> _SOURCE MATERIAL_:
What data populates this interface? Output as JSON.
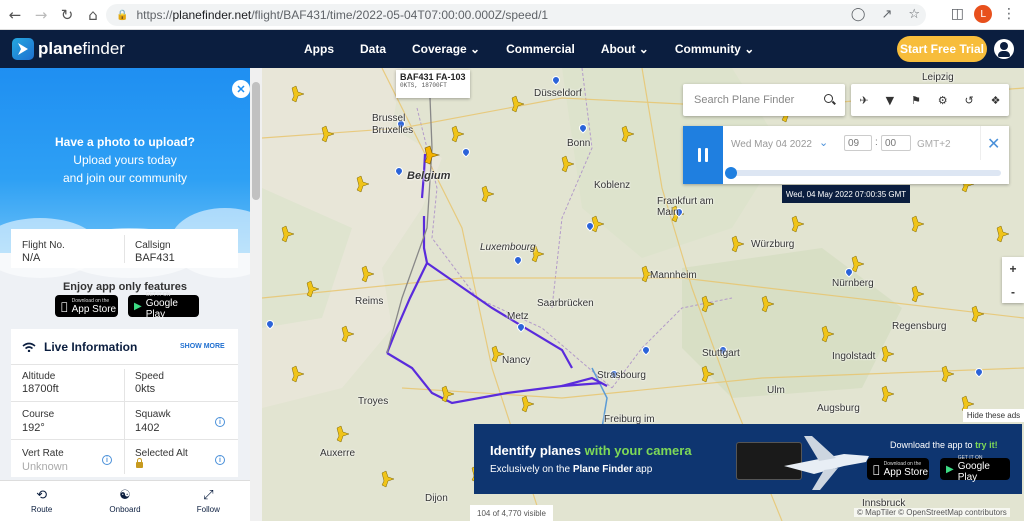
{
  "browser": {
    "url_prefix": "https://",
    "url_host": "planefinder.net",
    "url_path": "/flight/BAF431/time/2022-05-04T07:00:00.000Z/speed/1",
    "profile_initial": "L"
  },
  "header": {
    "logo_plane": "plane",
    "logo_finder": "finder",
    "nav": [
      "Apps",
      "Data",
      "Coverage ⌄",
      "Commercial",
      "About ⌄",
      "Community ⌄"
    ],
    "trial_button": "Start Free Trial"
  },
  "promo": {
    "title": "Have a photo to upload?",
    "line1": "Upload yours today",
    "line2": "and join our community",
    "close": "✕"
  },
  "flight": {
    "flight_no_label": "Flight No.",
    "flight_no_value": "N/A",
    "callsign_label": "Callsign",
    "callsign_value": "BAF431"
  },
  "app_features": {
    "heading": "Enjoy app only features",
    "app_store_small": "Download on the",
    "app_store": "App Store",
    "google_play_small": "GET IT ON",
    "google_play": "Google Play"
  },
  "live": {
    "heading": "Live Information",
    "show_more": "SHOW MORE",
    "altitude_label": "Altitude",
    "altitude_value": "18700ft",
    "speed_label": "Speed",
    "speed_value": "0kts",
    "course_label": "Course",
    "course_value": "192°",
    "squawk_label": "Squawk",
    "squawk_value": "1402",
    "vert_rate_label": "Vert Rate",
    "vert_rate_value": "Unknown",
    "selected_alt_label": "Selected Alt"
  },
  "bottom_tabs": {
    "route": "Route",
    "onboard": "Onboard",
    "follow": "Follow"
  },
  "map": {
    "search_placeholder": "Search Plane Finder",
    "date": "Wed May 04 2022",
    "hour": "09",
    "minute": "00",
    "timezone": "GMT+2",
    "time_tooltip": "Wed, 04 May 2022 07:00:35 GMT",
    "flight_label": "BAF431 FA-103",
    "flight_sub": "0KTS, 18700FT",
    "zoom_in": "+",
    "zoom_out": "-",
    "hide_ads": "Hide these ads",
    "visible_count": "104 of 4,770 visible",
    "attribution": "© MapTiler © OpenStreetMap contributors",
    "playback_progress": 0.0,
    "cities": [
      "Düsseldorf",
      "Brussel",
      "Bruxelles",
      "Belgium",
      "Bonn",
      "Koblenz",
      "Frankfurt am Main",
      "Luxembourg",
      "Würzburg",
      "Mannheim",
      "Saarbrücken",
      "Nürnberg",
      "Metz",
      "Reims",
      "Nancy",
      "Stuttgart",
      "Ingolstadt",
      "Regensburg",
      "Strasbourg",
      "Troyes",
      "Ulm",
      "Augsburg",
      "Freiburg im",
      "Auxerre",
      "Dijon",
      "Leipzig",
      "Innsbruck"
    ]
  },
  "ad": {
    "title_a": "Identify planes ",
    "title_b": "with your camera",
    "sub_a": "Exclusively on the ",
    "sub_b": "Plane Finder",
    "sub_c": " app",
    "dl_a": "Download the app to ",
    "dl_b": "try it!"
  },
  "colors": {
    "header_bg": "#0b1e3f",
    "accent": "#1f7fe0",
    "trial": "#f7bd3b",
    "flight_path": "#5a2bdc",
    "plane": "#f0c419"
  }
}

> _WRITTEN REQUEST_: Every line is to be duplicated exactly, though pictures stay out.

> _CORRECT RESULT_:
What data populates this interface? Output as JSON.
{
  "browser": {
    "url_prefix": "https://",
    "url_host": "planefinder.net",
    "url_path": "/flight/BAF431/time/2022-05-04T07:00:00.000Z/speed/1",
    "profile_initial": "L"
  },
  "header": {
    "logo_plane": "plane",
    "logo_finder": "finder",
    "nav": [
      "Apps",
      "Data",
      "Coverage ⌄",
      "Commercial",
      "About ⌄",
      "Community ⌄"
    ],
    "trial_button": "Start Free Trial"
  },
  "promo": {
    "title": "Have a photo to upload?",
    "line1": "Upload yours today",
    "line2": "and join our community",
    "close": "✕"
  },
  "flight": {
    "flight_no_label": "Flight No.",
    "flight_no_value": "N/A",
    "callsign_label": "Callsign",
    "callsign_value": "BAF431"
  },
  "app_features": {
    "heading": "Enjoy app only features",
    "app_store_small": "Download on the",
    "app_store": "App Store",
    "google_play_small": "GET IT ON",
    "google_play": "Google Play"
  },
  "live": {
    "heading": "Live Information",
    "show_more": "SHOW MORE",
    "altitude_label": "Altitude",
    "altitude_value": "18700ft",
    "speed_label": "Speed",
    "speed_value": "0kts",
    "course_label": "Course",
    "course_value": "192°",
    "squawk_label": "Squawk",
    "squawk_value": "1402",
    "vert_rate_label": "Vert Rate",
    "vert_rate_value": "Unknown",
    "selected_alt_label": "Selected Alt"
  },
  "bottom_tabs": {
    "route": "Route",
    "onboard": "Onboard",
    "follow": "Follow"
  },
  "map": {
    "search_placeholder": "Search Plane Finder",
    "date": "Wed May 04 2022",
    "hour": "09",
    "minute": "00",
    "timezone": "GMT+2",
    "time_tooltip": "Wed, 04 May 2022 07:00:35 GMT",
    "flight_label": "BAF431 FA-103",
    "flight_sub": "0KTS, 18700FT",
    "zoom_in": "+",
    "zoom_out": "-",
    "hide_ads": "Hide these ads",
    "visible_count": "104 of 4,770 visible",
    "attribution": "© MapTiler © OpenStreetMap contributors",
    "playback_progress": 0.0,
    "cities": [
      "Düsseldorf",
      "Brussel",
      "Bruxelles",
      "Belgium",
      "Bonn",
      "Koblenz",
      "Frankfurt am Main",
      "Luxembourg",
      "Würzburg",
      "Mannheim",
      "Saarbrücken",
      "Nürnberg",
      "Metz",
      "Reims",
      "Nancy",
      "Stuttgart",
      "Ingolstadt",
      "Regensburg",
      "Strasbourg",
      "Troyes",
      "Ulm",
      "Augsburg",
      "Freiburg im",
      "Auxerre",
      "Dijon",
      "Leipzig",
      "Innsbruck"
    ]
  },
  "ad": {
    "title_a": "Identify planes ",
    "title_b": "with your camera",
    "sub_a": "Exclusively on the ",
    "sub_b": "Plane Finder",
    "sub_c": " app",
    "dl_a": "Download the app to ",
    "dl_b": "try it!"
  },
  "colors": {
    "header_bg": "#0b1e3f",
    "accent": "#1f7fe0",
    "trial": "#f7bd3b",
    "flight_path": "#5a2bdc",
    "plane": "#f0c419"
  }
}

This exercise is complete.